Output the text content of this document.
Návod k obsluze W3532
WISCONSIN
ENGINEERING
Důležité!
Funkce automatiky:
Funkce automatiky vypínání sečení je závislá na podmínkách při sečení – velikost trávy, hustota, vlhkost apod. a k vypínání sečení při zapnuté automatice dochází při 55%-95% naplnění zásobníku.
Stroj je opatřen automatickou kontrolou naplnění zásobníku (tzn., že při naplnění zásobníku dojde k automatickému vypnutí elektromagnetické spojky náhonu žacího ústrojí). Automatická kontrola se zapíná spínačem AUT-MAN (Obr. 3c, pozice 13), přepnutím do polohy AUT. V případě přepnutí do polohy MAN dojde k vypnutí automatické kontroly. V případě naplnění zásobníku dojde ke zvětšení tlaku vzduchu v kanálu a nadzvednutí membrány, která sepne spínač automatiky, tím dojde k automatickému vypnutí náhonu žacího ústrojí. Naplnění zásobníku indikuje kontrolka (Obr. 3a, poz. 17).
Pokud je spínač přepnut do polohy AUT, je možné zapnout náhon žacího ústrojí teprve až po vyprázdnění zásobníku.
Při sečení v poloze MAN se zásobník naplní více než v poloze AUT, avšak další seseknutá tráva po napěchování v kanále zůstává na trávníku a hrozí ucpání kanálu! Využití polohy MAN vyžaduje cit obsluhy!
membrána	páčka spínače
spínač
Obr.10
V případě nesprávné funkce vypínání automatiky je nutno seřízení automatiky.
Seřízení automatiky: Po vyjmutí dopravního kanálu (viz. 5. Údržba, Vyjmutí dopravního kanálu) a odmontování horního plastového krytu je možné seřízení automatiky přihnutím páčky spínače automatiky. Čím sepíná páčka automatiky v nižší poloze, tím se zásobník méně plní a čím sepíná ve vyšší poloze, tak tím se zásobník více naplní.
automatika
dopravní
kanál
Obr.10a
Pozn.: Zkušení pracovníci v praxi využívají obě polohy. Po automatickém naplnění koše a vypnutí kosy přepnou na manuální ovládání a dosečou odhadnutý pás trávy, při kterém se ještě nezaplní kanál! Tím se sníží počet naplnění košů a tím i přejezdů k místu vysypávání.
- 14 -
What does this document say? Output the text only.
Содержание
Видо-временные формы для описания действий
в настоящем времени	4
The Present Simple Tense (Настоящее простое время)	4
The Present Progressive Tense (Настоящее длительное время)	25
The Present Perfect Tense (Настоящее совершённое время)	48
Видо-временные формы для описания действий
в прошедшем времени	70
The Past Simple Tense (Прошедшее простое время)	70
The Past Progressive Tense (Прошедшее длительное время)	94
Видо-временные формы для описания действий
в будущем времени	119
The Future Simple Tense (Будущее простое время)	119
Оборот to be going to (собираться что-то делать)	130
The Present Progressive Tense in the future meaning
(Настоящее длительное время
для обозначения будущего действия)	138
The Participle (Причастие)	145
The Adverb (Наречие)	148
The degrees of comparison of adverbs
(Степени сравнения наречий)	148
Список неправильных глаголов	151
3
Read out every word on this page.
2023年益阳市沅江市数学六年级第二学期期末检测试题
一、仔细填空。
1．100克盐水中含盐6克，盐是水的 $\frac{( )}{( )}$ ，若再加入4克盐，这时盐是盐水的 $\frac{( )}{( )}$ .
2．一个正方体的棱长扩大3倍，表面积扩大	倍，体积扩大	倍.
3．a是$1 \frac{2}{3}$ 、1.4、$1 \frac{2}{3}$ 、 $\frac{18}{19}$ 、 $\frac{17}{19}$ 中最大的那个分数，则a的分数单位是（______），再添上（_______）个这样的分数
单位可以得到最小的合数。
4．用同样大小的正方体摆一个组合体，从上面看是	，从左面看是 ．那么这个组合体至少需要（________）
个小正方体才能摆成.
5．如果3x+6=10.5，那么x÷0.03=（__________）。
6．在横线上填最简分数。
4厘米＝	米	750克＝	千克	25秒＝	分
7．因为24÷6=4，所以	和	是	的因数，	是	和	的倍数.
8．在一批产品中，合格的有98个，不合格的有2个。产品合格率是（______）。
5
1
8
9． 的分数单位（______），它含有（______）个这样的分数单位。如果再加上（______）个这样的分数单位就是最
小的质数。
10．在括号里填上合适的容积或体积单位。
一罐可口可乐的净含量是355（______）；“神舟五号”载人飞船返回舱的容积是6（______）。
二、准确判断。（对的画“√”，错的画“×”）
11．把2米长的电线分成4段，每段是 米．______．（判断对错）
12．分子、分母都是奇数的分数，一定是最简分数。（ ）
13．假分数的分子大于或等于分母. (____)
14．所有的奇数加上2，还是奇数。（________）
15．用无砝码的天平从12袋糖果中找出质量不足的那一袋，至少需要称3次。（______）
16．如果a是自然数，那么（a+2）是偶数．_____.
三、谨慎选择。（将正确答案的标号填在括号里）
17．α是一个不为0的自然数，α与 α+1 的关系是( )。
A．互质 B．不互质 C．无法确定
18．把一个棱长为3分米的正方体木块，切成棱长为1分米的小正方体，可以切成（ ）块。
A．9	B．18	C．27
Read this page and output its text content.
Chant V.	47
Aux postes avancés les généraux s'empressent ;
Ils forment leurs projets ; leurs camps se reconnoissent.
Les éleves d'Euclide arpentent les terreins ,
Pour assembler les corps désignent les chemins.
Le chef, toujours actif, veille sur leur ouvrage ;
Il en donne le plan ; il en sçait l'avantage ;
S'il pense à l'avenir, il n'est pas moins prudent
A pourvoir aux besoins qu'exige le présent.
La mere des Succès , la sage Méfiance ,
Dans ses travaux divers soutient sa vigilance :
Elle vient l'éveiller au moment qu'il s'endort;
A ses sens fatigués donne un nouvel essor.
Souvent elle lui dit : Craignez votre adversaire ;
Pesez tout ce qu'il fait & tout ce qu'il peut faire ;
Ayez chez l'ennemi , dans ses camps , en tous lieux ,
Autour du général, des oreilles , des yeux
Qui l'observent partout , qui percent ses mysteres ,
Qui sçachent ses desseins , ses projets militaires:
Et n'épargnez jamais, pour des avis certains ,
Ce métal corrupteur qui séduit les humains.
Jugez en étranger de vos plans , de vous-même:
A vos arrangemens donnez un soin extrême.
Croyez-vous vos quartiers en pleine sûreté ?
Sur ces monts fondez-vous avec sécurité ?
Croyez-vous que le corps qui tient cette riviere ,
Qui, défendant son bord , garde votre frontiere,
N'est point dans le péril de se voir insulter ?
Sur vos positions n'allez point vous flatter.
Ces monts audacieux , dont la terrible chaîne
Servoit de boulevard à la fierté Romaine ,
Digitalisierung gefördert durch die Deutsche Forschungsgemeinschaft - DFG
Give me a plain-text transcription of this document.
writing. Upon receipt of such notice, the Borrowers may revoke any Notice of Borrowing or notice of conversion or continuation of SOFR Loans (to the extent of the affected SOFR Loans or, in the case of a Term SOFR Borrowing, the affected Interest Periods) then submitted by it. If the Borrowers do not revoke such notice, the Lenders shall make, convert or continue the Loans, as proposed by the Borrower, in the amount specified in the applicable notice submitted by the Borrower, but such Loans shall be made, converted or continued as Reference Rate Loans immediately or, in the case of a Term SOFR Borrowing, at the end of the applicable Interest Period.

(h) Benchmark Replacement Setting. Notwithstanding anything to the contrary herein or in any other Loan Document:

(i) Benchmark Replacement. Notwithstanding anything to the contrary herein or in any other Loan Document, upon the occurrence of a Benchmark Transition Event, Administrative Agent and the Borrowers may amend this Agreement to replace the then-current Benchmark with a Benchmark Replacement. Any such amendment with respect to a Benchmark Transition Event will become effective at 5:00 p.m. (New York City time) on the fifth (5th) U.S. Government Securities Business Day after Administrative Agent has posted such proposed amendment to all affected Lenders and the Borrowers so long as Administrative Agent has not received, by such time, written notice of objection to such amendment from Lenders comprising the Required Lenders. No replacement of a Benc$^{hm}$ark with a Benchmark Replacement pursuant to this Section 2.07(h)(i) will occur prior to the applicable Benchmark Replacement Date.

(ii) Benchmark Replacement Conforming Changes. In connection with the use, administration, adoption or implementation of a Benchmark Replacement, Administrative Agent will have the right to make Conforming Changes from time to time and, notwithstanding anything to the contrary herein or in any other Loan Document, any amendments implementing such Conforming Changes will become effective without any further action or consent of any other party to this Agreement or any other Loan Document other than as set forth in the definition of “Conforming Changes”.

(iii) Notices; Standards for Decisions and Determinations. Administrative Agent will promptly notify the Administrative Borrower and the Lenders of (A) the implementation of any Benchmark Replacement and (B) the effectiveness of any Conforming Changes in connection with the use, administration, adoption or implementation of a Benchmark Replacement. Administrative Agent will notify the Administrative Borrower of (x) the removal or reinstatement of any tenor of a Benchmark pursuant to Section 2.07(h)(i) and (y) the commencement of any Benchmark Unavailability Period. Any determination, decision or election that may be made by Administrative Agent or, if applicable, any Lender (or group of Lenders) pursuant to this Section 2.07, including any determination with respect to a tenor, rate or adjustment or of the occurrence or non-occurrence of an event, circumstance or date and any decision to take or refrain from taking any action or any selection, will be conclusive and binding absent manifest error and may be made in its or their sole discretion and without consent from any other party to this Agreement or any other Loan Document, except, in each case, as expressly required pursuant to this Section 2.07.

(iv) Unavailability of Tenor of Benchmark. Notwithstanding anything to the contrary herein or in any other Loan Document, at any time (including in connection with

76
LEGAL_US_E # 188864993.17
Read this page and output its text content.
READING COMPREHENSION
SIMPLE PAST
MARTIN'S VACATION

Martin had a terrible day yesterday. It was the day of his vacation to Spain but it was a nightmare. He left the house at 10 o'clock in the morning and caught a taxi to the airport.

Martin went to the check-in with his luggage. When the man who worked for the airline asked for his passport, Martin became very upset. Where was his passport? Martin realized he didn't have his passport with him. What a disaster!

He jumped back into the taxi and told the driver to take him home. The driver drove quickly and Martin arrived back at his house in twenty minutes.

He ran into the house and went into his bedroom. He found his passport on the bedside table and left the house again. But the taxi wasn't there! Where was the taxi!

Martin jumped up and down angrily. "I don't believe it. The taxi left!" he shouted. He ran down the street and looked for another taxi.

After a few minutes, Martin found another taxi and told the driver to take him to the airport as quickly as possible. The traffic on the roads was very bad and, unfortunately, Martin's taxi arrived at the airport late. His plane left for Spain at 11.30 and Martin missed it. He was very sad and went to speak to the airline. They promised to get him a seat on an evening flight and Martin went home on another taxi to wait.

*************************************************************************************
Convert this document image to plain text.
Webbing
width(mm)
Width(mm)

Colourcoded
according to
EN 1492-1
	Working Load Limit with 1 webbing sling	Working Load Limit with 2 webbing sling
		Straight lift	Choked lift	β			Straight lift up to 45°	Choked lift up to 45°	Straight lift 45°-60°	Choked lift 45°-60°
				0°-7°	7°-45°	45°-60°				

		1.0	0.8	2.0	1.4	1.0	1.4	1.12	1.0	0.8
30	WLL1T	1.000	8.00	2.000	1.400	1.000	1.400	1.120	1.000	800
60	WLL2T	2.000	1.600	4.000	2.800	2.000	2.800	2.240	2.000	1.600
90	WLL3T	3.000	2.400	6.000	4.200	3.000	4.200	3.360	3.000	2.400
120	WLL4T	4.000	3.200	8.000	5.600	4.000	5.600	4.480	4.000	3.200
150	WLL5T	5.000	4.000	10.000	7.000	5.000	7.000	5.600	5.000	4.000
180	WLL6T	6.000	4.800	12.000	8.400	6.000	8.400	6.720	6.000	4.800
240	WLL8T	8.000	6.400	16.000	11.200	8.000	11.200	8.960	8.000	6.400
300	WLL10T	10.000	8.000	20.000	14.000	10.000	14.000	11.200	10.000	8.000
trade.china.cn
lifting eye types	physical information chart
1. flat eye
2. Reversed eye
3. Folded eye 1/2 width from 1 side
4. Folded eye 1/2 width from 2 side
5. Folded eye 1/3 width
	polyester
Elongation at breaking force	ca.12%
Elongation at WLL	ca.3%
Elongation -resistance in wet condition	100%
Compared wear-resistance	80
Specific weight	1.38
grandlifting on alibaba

────────

*Exercise*:
Lines containing the string "Borrowers" are to be selected and copied.

*Final result*:
writing. Upon receipt of such notice, the Borrowers may revoke any Notice of Borrowing or notice of conversion or continuation of SOFR Loans (to the extent of the affected SOFR Loans or, in the case of a Term SOFR Borrowing, the affected Interest Periods) then submitted by it. If the Borrowers do not revoke such notice, the Lenders shall make, convert or continue the Loans, as proposed by the Borrower, in the amount specified in the applicable notice submitted by the Borrower, but such Loans shall be made, converted or continued as Reference Rate Loans immediately or, in the case of a Term SOFR Borrowing, at the end of the applicable Interest Period.
(i) Benchmark Replacement. Notwithstanding anything to the contrary herein or in any other Loan Document, upon the occurrence of a Benchmark Transition Event, Administrative Agent and the Borrowers may amend this Agreement to replace the then-current Benchmark with a Benchmark Replacement. Any such amendment with respect to a Benchmark Transition Event will become effective at 5:00 p.m. (New York City time) on the fifth (5th) U.S. Government Securities Business Day after Administrative Agent has posted such proposed amendment to all affected Lenders and the Borrowers so long as Administrative Agent has not received, by such time, written notice of objection to such amendment from Lenders comprising the Required Lenders. No replacement of a Benc$^{hm}$ark with a Benchmark Replacement pursuant to this Section 2.07(h)(i) will occur prior to the applicable Benchmark Replacement Date.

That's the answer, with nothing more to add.